== Information shown

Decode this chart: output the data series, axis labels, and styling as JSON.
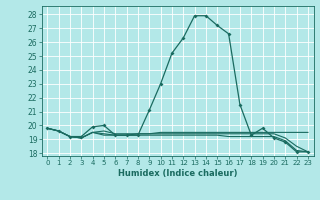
{
  "title": "",
  "xlabel": "Humidex (Indice chaleur)",
  "bg_color": "#b3e8e8",
  "grid_color": "#ffffff",
  "line_color": "#1a6b60",
  "xlim": [
    -0.5,
    23.5
  ],
  "ylim": [
    17.8,
    28.6
  ],
  "yticks": [
    18,
    19,
    20,
    21,
    22,
    23,
    24,
    25,
    26,
    27,
    28
  ],
  "xticks": [
    0,
    1,
    2,
    3,
    4,
    5,
    6,
    7,
    8,
    9,
    10,
    11,
    12,
    13,
    14,
    15,
    16,
    17,
    18,
    19,
    20,
    21,
    22,
    23
  ],
  "xtick_labels": [
    "0",
    "1",
    "2",
    "3",
    "4",
    "5",
    "6",
    "7",
    "8",
    "9",
    "10",
    "11",
    "12",
    "13",
    "14",
    "15",
    "16",
    "17",
    "18",
    "19",
    "20",
    "21",
    "22",
    "23"
  ],
  "series": [
    [
      19.8,
      19.6,
      19.2,
      19.2,
      19.9,
      20.0,
      19.3,
      19.3,
      19.3,
      21.1,
      23.0,
      25.2,
      26.3,
      27.9,
      27.9,
      27.2,
      26.6,
      21.5,
      19.3,
      19.8,
      19.1,
      18.8,
      18.1,
      18.1
    ],
    [
      19.8,
      19.6,
      19.2,
      19.1,
      19.5,
      19.6,
      19.4,
      19.4,
      19.4,
      19.4,
      19.5,
      19.5,
      19.5,
      19.5,
      19.5,
      19.5,
      19.5,
      19.5,
      19.5,
      19.5,
      19.5,
      19.5,
      19.5,
      19.5
    ],
    [
      19.8,
      19.6,
      19.2,
      19.1,
      19.5,
      19.3,
      19.3,
      19.3,
      19.3,
      19.3,
      19.3,
      19.3,
      19.3,
      19.3,
      19.3,
      19.3,
      19.2,
      19.2,
      19.2,
      19.2,
      19.2,
      18.9,
      18.2,
      18.1
    ],
    [
      19.8,
      19.6,
      19.2,
      19.1,
      19.5,
      19.4,
      19.3,
      19.3,
      19.4,
      19.4,
      19.4,
      19.4,
      19.4,
      19.4,
      19.4,
      19.4,
      19.4,
      19.4,
      19.4,
      19.4,
      19.4,
      19.1,
      18.5,
      18.1
    ]
  ]
}
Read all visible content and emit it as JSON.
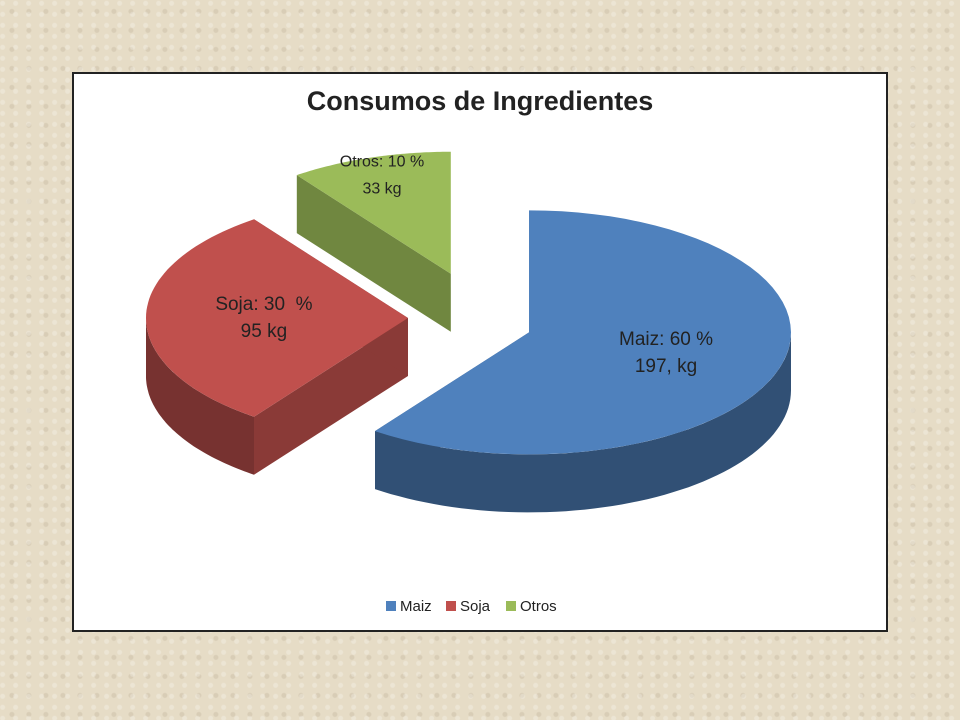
{
  "chart_data": {
    "type": "pie",
    "title": "Consumos de Ingredientes",
    "categories": [
      "Maiz",
      "Soja",
      "Otros"
    ],
    "values": [
      60,
      30,
      10
    ],
    "value_labels": [
      "Maiz: 60 %",
      "Soja: 30  %",
      "Otros: 10 %"
    ],
    "amount_labels": [
      "197, kg",
      "95 kg",
      "33 kg"
    ],
    "colors": [
      "#4f81bd",
      "#c0504d",
      "#9bbb59"
    ],
    "legend": "bottom"
  }
}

====

**Task instructions**.
Print every entry above again without changing a word, and omit the pictures.

**Task solution**.
Decode this chart: output the data series, axis labels, and styling as JSON.
{
  "title": "",
  "xlabel": "Humidex (Indice chaleur)",
  "bg_color": "#b3e8e8",
  "grid_color": "#ffffff",
  "line_color": "#1a6b60",
  "xlim": [
    -0.5,
    23.5
  ],
  "ylim": [
    17.8,
    28.6
  ],
  "yticks": [
    18,
    19,
    20,
    21,
    22,
    23,
    24,
    25,
    26,
    27,
    28
  ],
  "xticks": [
    0,
    1,
    2,
    3,
    4,
    5,
    6,
    7,
    8,
    9,
    10,
    11,
    12,
    13,
    14,
    15,
    16,
    17,
    18,
    19,
    20,
    21,
    22,
    23
  ],
  "xtick_labels": [
    "0",
    "1",
    "2",
    "3",
    "4",
    "5",
    "6",
    "7",
    "8",
    "9",
    "10",
    "11",
    "12",
    "13",
    "14",
    "15",
    "16",
    "17",
    "18",
    "19",
    "20",
    "21",
    "22",
    "23"
  ],
  "series": [
    [
      19.8,
      19.6,
      19.2,
      19.2,
      19.9,
      20.0,
      19.3,
      19.3,
      19.3,
      21.1,
      23.0,
      25.2,
      26.3,
      27.9,
      27.9,
      27.2,
      26.6,
      21.5,
      19.3,
      19.8,
      19.1,
      18.8,
      18.1,
      18.1
    ],
    [
      19.8,
      19.6,
      19.2,
      19.1,
      19.5,
      19.6,
      19.4,
      19.4,
      19.4,
      19.4,
      19.5,
      19.5,
      19.5,
      19.5,
      19.5,
      19.5,
      19.5,
      19.5,
      19.5,
      19.5,
      19.5,
      19.5,
      19.5,
      19.5
    ],
    [
      19.8,
      19.6,
      19.2,
      19.1,
      19.5,
      19.3,
      19.3,
      19.3,
      19.3,
      19.3,
      19.3,
      19.3,
      19.3,
      19.3,
      19.3,
      19.3,
      19.2,
      19.2,
      19.2,
      19.2,
      19.2,
      18.9,
      18.2,
      18.1
    ],
    [
      19.8,
      19.6,
      19.2,
      19.1,
      19.5,
      19.4,
      19.3,
      19.3,
      19.4,
      19.4,
      19.4,
      19.4,
      19.4,
      19.4,
      19.4,
      19.4,
      19.4,
      19.4,
      19.4,
      19.4,
      19.4,
      19.1,
      18.5,
      18.1
    ]
  ]
}
Read all visible content and emit it as JSON.
{
  "chart_data": {
    "type": "pie",
    "title": "Consumos de Ingredientes",
    "categories": [
      "Maiz",
      "Soja",
      "Otros"
    ],
    "values": [
      60,
      30,
      10
    ],
    "value_labels": [
      "Maiz: 60 %",
      "Soja: 30  %",
      "Otros: 10 %"
    ],
    "amount_labels": [
      "197, kg",
      "95 kg",
      "33 kg"
    ],
    "colors": [
      "#4f81bd",
      "#c0504d",
      "#9bbb59"
    ],
    "legend": "bottom"
  }
}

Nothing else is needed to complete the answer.